EXERCISE DIRECTIONS: Output the entries verbatim, including every line.

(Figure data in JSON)
■ ■ ■ ■ ■ ■ ■

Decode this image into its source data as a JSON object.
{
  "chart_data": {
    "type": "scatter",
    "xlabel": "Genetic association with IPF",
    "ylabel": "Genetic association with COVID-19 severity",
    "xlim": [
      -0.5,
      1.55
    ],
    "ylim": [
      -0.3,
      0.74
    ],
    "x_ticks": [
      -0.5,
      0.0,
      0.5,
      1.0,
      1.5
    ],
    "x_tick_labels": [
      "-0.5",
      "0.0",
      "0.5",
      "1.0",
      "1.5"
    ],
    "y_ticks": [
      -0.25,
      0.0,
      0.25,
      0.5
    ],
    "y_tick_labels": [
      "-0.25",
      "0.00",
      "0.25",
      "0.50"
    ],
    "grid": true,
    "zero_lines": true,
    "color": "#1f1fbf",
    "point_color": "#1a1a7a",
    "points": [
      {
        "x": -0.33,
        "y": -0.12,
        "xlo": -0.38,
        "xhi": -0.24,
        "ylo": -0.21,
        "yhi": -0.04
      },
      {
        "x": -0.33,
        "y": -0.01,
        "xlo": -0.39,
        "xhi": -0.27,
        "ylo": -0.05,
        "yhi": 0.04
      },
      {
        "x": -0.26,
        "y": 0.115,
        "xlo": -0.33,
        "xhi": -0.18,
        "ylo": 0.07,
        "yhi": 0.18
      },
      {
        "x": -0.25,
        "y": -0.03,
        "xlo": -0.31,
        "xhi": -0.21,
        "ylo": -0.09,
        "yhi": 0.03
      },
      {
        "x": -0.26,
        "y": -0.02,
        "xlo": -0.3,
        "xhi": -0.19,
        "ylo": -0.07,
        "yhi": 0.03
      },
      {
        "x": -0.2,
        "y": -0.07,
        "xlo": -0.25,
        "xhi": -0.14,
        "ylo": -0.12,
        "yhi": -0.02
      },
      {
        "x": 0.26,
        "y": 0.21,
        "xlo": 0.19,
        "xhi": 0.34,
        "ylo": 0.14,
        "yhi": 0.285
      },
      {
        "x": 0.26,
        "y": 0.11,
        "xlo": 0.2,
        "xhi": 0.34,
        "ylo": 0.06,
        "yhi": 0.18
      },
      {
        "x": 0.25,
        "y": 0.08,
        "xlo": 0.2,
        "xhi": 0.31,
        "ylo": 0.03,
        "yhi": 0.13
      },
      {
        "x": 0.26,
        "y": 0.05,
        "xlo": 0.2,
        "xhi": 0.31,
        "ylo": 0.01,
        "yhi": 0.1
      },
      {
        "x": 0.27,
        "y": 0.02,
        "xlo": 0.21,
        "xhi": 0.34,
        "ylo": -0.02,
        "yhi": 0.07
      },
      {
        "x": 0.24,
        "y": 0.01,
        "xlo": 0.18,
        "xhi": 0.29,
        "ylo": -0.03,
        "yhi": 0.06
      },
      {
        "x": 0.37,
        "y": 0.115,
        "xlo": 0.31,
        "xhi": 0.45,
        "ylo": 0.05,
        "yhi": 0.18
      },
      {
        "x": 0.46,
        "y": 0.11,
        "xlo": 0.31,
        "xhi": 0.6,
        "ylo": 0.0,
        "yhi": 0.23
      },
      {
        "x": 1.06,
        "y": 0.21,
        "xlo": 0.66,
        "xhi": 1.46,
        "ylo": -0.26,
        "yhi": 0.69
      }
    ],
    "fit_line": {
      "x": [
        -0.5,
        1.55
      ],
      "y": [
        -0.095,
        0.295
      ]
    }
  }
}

■ ■ ■ ■ ■ ■ ■

FULL OUTPUT:
Decode this image into its source data as a JSON object.
{
  "chart_data": {
    "type": "scatter",
    "xlabel": "Genetic association with IPF",
    "ylabel": "Genetic association with COVID-19 severity",
    "xlim": [
      -0.5,
      1.55
    ],
    "ylim": [
      -0.3,
      0.74
    ],
    "x_ticks": [
      -0.5,
      0.0,
      0.5,
      1.0,
      1.5
    ],
    "x_tick_labels": [
      "-0.5",
      "0.0",
      "0.5",
      "1.0",
      "1.5"
    ],
    "y_ticks": [
      -0.25,
      0.0,
      0.25,
      0.5
    ],
    "y_tick_labels": [
      "-0.25",
      "0.00",
      "0.25",
      "0.50"
    ],
    "grid": true,
    "zero_lines": true,
    "color": "#1f1fbf",
    "point_color": "#1a1a7a",
    "points": [
      {
        "x": -0.33,
        "y": -0.12,
        "xlo": -0.38,
        "xhi": -0.24,
        "ylo": -0.21,
        "yhi": -0.04
      },
      {
        "x": -0.33,
        "y": -0.01,
        "xlo": -0.39,
        "xhi": -0.27,
        "ylo": -0.05,
        "yhi": 0.04
      },
      {
        "x": -0.26,
        "y": 0.115,
        "xlo": -0.33,
        "xhi": -0.18,
        "ylo": 0.07,
        "yhi": 0.18
      },
      {
        "x": -0.25,
        "y": -0.03,
        "xlo": -0.31,
        "xhi": -0.21,
        "ylo": -0.09,
        "yhi": 0.03
      },
      {
        "x": -0.26,
        "y": -0.02,
        "xlo": -0.3,
        "xhi": -0.19,
        "ylo": -0.07,
        "yhi": 0.03
      },
      {
        "x": -0.2,
        "y": -0.07,
        "xlo": -0.25,
        "xhi": -0.14,
        "ylo": -0.12,
        "yhi": -0.02
      },
      {
        "x": 0.26,
        "y": 0.21,
        "xlo": 0.19,
        "xhi": 0.34,
        "ylo": 0.14,
        "yhi": 0.285
      },
      {
        "x": 0.26,
        "y": 0.11,
        "xlo": 0.2,
        "xhi": 0.34,
        "ylo": 0.06,
        "yhi": 0.18
      },
      {
        "x": 0.25,
        "y": 0.08,
        "xlo": 0.2,
        "xhi": 0.31,
        "ylo": 0.03,
        "yhi": 0.13
      },
      {
        "x": 0.26,
        "y": 0.05,
        "xlo": 0.2,
        "xhi": 0.31,
        "ylo": 0.01,
        "yhi": 0.1
      },
      {
        "x": 0.27,
        "y": 0.02,
        "xlo": 0.21,
        "xhi": 0.34,
        "ylo": -0.02,
        "yhi": 0.07
      },
      {
        "x": 0.24,
        "y": 0.01,
        "xlo": 0.18,
        "xhi": 0.29,
        "ylo": -0.03,
        "yhi": 0.06
      },
      {
        "x": 0.37,
        "y": 0.115,
        "xlo": 0.31,
        "xhi": 0.45,
        "ylo": 0.05,
        "yhi": 0.18
      },
      {
        "x": 0.46,
        "y": 0.11,
        "xlo": 0.31,
        "xhi": 0.6,
        "ylo": 0.0,
        "yhi": 0.23
      },
      {
        "x": 1.06,
        "y": 0.21,
        "xlo": 0.66,
        "xhi": 1.46,
        "ylo": -0.26,
        "yhi": 0.69
      }
    ],
    "fit_line": {
      "x": [
        -0.5,
        1.55
      ],
      "y": [
        -0.095,
        0.295
      ]
    }
  }
}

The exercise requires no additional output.